*** Information provided ***

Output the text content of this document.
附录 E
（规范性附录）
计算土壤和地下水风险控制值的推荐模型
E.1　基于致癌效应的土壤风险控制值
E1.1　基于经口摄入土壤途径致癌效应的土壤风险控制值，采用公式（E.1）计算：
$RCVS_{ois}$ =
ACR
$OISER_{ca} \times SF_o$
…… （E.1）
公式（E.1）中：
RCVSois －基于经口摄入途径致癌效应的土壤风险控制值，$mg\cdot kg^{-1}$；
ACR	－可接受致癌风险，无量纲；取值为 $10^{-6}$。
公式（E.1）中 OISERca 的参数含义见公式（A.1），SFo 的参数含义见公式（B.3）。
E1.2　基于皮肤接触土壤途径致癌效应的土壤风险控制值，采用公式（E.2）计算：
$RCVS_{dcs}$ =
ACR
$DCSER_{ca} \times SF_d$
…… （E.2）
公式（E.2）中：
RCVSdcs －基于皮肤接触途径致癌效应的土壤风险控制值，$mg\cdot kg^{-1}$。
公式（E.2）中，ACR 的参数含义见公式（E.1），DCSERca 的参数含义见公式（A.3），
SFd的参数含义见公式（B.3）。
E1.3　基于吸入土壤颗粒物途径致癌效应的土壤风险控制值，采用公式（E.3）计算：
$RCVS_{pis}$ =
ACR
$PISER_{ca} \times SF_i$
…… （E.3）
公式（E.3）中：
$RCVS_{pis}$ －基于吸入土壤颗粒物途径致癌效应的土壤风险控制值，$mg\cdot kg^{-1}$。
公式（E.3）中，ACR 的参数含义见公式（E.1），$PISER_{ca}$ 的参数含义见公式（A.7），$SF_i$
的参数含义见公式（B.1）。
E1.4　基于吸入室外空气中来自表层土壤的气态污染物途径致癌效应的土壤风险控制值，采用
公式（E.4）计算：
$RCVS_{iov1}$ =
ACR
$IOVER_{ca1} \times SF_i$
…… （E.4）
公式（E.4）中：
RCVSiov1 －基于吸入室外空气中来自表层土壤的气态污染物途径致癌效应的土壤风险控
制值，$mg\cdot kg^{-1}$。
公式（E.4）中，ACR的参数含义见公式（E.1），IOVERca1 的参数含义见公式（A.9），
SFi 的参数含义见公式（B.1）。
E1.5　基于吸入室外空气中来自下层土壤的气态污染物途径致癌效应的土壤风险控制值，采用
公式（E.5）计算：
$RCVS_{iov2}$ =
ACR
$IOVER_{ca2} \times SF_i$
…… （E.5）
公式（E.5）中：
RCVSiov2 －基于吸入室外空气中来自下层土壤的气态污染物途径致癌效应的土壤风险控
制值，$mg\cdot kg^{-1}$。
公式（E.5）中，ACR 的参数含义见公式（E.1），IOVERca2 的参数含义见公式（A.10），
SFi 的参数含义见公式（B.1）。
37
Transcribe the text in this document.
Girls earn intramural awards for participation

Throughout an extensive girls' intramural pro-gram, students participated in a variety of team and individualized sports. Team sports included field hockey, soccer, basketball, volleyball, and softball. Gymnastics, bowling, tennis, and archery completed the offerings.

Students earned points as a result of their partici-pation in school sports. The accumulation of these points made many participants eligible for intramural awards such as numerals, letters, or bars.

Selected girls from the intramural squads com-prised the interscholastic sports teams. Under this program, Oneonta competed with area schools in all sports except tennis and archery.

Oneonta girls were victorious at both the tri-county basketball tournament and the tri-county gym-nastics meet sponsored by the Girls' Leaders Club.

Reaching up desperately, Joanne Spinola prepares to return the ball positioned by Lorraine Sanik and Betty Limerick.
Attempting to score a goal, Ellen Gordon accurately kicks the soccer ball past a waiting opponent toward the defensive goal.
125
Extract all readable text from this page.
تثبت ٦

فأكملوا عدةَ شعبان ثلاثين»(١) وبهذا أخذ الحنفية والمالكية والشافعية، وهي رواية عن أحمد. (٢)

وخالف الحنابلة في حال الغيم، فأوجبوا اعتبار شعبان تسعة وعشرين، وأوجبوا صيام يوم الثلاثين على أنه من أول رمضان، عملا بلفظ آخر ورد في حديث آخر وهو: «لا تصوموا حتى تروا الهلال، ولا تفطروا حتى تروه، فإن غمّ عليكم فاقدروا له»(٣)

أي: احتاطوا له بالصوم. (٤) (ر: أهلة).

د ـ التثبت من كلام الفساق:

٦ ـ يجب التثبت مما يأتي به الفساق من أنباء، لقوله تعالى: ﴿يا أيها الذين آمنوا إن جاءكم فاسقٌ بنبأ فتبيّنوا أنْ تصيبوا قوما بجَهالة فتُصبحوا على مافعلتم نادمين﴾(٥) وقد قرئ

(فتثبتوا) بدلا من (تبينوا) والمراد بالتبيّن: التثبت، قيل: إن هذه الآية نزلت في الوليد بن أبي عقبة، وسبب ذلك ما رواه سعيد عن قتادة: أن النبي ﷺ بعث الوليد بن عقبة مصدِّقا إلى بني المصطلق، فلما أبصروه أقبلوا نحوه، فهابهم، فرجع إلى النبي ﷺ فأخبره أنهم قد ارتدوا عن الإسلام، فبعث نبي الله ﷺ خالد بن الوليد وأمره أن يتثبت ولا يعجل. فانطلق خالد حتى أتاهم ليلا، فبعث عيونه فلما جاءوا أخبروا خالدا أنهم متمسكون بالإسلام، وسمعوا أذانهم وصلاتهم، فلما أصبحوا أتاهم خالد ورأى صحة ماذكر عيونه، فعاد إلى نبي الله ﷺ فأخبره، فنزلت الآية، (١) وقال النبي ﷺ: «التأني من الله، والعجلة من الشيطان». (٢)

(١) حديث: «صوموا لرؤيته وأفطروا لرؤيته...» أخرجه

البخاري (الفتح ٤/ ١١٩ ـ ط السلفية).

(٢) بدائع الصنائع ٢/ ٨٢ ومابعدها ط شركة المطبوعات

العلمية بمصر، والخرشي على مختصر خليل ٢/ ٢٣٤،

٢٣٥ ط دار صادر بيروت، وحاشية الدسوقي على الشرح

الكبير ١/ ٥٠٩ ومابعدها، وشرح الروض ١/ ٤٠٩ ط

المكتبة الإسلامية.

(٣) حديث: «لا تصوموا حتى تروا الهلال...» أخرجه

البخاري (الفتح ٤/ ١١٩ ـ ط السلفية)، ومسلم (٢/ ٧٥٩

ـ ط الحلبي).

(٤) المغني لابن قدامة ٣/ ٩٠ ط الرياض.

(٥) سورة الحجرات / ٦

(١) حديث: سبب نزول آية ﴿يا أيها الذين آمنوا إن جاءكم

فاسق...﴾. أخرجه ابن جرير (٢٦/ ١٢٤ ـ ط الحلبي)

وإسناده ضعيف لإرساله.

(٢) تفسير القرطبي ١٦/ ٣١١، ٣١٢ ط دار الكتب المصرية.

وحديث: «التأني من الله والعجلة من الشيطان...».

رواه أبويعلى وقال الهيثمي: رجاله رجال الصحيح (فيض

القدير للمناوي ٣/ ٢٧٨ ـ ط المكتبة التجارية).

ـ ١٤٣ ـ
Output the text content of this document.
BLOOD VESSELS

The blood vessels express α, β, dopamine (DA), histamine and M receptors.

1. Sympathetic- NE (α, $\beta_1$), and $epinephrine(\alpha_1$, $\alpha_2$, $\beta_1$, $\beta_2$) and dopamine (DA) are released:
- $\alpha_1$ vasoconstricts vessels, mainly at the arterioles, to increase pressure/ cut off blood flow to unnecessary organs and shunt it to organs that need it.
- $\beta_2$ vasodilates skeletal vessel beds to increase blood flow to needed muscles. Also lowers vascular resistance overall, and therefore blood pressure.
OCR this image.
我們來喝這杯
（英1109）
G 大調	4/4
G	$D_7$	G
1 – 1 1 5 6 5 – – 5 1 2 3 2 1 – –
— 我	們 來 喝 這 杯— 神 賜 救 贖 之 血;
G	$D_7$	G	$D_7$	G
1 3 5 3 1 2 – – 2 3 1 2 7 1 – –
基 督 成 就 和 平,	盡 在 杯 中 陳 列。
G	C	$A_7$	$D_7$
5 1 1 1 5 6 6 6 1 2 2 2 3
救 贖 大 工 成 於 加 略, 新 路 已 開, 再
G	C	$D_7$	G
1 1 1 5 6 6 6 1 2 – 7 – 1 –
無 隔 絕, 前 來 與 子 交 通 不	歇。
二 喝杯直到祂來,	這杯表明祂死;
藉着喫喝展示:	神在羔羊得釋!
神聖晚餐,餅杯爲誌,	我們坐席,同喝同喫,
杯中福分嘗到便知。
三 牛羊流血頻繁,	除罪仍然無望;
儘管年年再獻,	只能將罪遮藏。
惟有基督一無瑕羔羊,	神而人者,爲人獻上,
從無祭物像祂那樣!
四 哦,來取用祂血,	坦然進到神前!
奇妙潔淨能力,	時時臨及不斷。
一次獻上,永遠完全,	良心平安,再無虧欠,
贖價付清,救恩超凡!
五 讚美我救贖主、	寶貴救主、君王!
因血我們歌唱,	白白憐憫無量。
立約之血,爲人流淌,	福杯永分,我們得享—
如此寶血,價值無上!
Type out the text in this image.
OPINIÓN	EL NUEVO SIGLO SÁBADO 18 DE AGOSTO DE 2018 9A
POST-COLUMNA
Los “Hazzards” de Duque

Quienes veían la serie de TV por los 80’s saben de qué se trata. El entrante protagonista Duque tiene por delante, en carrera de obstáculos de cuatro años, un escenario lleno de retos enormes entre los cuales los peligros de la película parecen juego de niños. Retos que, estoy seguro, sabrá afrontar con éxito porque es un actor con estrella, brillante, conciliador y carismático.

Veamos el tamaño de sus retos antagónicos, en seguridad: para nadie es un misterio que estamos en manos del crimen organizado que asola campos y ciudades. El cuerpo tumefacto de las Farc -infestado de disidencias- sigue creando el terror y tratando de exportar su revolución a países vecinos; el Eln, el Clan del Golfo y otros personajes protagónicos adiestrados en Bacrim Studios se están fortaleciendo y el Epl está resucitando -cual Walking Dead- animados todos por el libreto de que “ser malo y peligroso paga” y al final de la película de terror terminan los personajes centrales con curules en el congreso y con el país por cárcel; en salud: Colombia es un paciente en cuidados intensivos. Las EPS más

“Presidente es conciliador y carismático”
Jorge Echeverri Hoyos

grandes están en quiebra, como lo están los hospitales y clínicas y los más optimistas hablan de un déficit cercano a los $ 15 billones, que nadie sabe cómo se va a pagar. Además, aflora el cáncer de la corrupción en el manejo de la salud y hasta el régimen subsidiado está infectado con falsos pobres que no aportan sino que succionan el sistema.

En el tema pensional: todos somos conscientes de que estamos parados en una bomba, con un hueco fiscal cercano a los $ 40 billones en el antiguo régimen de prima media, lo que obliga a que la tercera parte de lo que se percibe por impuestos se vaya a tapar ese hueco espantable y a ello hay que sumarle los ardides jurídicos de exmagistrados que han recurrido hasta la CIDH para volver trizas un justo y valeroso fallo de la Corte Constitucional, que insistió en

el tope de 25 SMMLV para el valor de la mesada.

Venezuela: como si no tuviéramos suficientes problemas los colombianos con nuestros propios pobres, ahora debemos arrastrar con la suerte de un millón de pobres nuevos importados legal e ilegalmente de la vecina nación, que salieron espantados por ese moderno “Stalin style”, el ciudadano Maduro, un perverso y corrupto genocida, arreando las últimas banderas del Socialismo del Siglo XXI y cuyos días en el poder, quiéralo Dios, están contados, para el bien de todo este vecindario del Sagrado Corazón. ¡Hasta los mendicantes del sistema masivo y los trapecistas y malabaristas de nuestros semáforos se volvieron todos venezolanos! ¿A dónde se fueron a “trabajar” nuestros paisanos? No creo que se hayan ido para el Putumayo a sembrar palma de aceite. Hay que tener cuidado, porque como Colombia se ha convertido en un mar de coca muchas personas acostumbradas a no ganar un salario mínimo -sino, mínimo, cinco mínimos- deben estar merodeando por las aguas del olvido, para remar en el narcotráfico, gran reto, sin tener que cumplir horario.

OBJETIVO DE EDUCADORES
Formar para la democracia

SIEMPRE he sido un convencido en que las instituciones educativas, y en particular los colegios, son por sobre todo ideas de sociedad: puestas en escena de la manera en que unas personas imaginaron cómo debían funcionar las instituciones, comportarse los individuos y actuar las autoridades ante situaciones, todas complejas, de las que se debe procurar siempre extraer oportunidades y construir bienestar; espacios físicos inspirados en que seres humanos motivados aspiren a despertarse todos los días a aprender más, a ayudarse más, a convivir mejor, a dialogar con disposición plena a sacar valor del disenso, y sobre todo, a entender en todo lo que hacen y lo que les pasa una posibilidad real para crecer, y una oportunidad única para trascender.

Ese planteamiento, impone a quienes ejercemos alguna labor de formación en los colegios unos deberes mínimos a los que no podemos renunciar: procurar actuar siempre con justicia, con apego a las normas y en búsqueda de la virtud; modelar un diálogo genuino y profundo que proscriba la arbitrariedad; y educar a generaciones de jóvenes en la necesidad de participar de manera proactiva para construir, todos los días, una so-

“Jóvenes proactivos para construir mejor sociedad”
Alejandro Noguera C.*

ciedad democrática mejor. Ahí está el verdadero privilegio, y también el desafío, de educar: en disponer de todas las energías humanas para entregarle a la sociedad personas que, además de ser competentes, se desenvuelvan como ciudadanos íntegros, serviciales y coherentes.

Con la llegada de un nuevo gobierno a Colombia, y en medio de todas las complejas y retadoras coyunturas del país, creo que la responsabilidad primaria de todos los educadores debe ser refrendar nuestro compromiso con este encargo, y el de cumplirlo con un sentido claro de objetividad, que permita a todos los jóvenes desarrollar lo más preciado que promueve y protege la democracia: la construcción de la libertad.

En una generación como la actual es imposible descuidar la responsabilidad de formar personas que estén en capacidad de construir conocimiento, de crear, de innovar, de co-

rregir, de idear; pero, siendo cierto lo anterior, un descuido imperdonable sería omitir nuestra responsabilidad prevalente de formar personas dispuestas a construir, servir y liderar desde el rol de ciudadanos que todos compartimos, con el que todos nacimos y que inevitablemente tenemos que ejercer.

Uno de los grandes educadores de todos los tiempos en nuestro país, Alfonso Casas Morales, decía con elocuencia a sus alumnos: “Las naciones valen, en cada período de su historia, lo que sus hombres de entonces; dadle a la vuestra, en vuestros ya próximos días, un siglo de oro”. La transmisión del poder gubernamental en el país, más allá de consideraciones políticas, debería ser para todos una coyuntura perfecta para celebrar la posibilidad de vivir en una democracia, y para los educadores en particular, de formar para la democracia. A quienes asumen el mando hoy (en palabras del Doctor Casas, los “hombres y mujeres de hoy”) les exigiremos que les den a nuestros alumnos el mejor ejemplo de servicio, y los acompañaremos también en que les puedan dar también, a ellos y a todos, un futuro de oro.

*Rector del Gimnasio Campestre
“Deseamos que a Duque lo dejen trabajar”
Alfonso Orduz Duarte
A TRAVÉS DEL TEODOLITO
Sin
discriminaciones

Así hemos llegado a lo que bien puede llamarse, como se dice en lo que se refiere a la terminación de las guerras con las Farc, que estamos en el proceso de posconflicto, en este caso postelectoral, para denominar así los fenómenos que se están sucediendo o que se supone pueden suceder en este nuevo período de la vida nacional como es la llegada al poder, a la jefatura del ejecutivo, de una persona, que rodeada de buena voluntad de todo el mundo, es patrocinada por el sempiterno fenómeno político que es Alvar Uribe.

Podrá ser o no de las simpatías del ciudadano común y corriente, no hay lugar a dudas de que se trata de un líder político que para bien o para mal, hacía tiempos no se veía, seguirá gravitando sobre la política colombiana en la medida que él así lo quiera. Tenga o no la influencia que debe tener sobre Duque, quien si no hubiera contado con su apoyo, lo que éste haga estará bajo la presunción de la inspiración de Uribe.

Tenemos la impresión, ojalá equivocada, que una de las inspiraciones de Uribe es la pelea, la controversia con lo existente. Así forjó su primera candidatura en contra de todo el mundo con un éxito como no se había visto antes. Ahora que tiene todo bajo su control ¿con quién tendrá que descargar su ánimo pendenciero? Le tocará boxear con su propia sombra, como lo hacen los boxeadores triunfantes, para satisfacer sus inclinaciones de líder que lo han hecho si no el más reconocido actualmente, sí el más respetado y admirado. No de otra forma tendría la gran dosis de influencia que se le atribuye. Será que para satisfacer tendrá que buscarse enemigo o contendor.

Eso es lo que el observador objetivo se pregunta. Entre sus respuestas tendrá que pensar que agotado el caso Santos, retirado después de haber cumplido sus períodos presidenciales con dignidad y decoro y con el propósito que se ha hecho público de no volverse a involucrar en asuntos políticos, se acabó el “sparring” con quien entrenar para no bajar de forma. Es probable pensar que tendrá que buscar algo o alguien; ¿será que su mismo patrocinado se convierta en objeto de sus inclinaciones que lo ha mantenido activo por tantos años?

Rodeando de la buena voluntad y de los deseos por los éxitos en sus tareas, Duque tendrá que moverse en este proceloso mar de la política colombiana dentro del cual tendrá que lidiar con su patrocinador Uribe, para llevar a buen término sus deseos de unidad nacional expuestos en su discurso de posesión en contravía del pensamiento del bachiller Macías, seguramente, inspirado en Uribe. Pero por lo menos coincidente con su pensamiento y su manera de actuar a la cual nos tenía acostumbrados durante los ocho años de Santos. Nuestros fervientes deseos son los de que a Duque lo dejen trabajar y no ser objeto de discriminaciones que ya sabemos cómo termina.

***

→ Aim of the exercise
Track down the lines that include the word "archery" and copy them.

→ Final result
Throughout an extensive girls' intramural pro-gram, students participated in a variety of team and individualized sports. Team sports included field hockey, soccer, basketball, volleyball, and softball. Gymnastics, bowling, tennis, and archery completed the offerings.
Selected girls from the intramural squads com-prised the interscholastic sports teams. Under this program, Oneonta competed with area schools in all sports except tennis and archery.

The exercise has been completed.